Please report how many lines of the following entries hold the word "books", giving the number alone.

(Page text entries)
★ ★ ★ ★

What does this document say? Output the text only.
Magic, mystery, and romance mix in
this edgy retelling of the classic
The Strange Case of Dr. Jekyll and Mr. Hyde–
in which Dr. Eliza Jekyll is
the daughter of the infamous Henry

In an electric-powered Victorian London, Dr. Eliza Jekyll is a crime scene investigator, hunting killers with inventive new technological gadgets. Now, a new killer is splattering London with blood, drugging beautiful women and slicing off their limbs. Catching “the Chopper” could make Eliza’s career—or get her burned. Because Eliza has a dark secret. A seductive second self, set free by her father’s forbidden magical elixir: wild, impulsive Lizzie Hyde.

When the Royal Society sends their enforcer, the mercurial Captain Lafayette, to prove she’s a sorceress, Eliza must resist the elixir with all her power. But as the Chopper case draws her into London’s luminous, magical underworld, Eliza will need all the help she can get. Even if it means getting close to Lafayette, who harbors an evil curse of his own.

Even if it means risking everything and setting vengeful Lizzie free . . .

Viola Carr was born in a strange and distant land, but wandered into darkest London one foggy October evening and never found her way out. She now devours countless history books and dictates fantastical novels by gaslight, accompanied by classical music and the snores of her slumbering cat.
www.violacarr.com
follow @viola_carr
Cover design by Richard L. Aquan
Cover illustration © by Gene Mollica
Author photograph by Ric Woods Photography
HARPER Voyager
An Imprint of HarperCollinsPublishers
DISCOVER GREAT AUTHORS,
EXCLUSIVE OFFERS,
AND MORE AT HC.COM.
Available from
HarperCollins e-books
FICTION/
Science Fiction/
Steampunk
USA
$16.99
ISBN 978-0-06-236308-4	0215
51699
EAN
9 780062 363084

★ ★ ★ ★

## Answer to this task
2